Stored rows:
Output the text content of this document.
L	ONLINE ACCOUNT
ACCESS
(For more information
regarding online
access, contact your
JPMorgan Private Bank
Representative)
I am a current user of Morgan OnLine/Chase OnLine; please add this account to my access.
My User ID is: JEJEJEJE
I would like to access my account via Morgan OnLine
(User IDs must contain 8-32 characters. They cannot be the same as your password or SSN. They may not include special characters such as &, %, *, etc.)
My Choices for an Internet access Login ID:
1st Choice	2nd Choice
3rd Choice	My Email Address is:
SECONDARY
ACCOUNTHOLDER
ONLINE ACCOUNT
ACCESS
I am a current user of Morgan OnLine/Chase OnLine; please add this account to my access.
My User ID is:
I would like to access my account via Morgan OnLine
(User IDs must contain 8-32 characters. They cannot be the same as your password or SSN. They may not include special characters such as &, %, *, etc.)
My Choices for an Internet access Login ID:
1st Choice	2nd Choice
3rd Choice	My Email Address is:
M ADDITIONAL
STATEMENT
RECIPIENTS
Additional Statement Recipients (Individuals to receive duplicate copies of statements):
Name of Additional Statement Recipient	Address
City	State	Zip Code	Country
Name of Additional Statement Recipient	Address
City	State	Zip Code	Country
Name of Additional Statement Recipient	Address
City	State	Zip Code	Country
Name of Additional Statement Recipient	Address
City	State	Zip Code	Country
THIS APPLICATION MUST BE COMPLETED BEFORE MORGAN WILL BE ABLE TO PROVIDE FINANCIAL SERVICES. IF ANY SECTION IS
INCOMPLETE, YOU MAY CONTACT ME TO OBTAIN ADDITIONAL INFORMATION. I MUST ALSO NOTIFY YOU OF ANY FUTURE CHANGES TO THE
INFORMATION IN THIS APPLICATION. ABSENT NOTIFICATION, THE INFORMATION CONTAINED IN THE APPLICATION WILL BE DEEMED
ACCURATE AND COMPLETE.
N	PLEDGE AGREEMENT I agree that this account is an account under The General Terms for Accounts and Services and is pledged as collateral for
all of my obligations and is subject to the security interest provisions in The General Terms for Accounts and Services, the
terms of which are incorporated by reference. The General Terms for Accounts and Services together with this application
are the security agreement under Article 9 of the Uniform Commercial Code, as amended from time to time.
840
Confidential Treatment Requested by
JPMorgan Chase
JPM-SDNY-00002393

Your task:
Transcribe every entry verbatim.

Answer:
Output the text content of this document.
L	ONLINE ACCOUNT
ACCESS
(For more information
regarding online
access, contact your
JPMorgan Private Bank
Representative)
I am a current user of Morgan OnLine/Chase OnLine; please add this account to my access.
My User ID is: JEJEJEJE
I would like to access my account via Morgan OnLine
(User IDs must contain 8-32 characters. They cannot be the same as your password or SSN. They may not include special characters such as &, %, *, etc.)
My Choices for an Internet access Login ID:
1st Choice	2nd Choice
3rd Choice	My Email Address is:
SECONDARY
ACCOUNTHOLDER
ONLINE ACCOUNT
ACCESS
I am a current user of Morgan OnLine/Chase OnLine; please add this account to my access.
My User ID is:
I would like to access my account via Morgan OnLine
(User IDs must contain 8-32 characters. They cannot be the same as your password or SSN. They may not include special characters such as &, %, *, etc.)
My Choices for an Internet access Login ID:
1st Choice	2nd Choice
3rd Choice	My Email Address is:
M ADDITIONAL
STATEMENT
RECIPIENTS
Additional Statement Recipients (Individuals to receive duplicate copies of statements):
Name of Additional Statement Recipient	Address
City	State	Zip Code	Country
Name of Additional Statement Recipient	Address
City	State	Zip Code	Country
Name of Additional Statement Recipient	Address
City	State	Zip Code	Country
Name of Additional Statement Recipient	Address
City	State	Zip Code	Country
THIS APPLICATION MUST BE COMPLETED BEFORE MORGAN WILL BE ABLE TO PROVIDE FINANCIAL SERVICES. IF ANY SECTION IS
INCOMPLETE, YOU MAY CONTACT ME TO OBTAIN ADDITIONAL INFORMATION. I MUST ALSO NOTIFY YOU OF ANY FUTURE CHANGES TO THE
INFORMATION IN THIS APPLICATION. ABSENT NOTIFICATION, THE INFORMATION CONTAINED IN THE APPLICATION WILL BE DEEMED
ACCURATE AND COMPLETE.
N	PLEDGE AGREEMENT I agree that this account is an account under The General Terms for Accounts and Services and is pledged as collateral for
all of my obligations and is subject to the security interest provisions in The General Terms for Accounts and Services, the
terms of which are incorporated by reference. The General Terms for Accounts and Services together with this application
are the security agreement under Article 9 of the Uniform Commercial Code, as amended from time to time.
840
Confidential Treatment Requested by
JPMorgan Chase
JPM-SDNY-00002393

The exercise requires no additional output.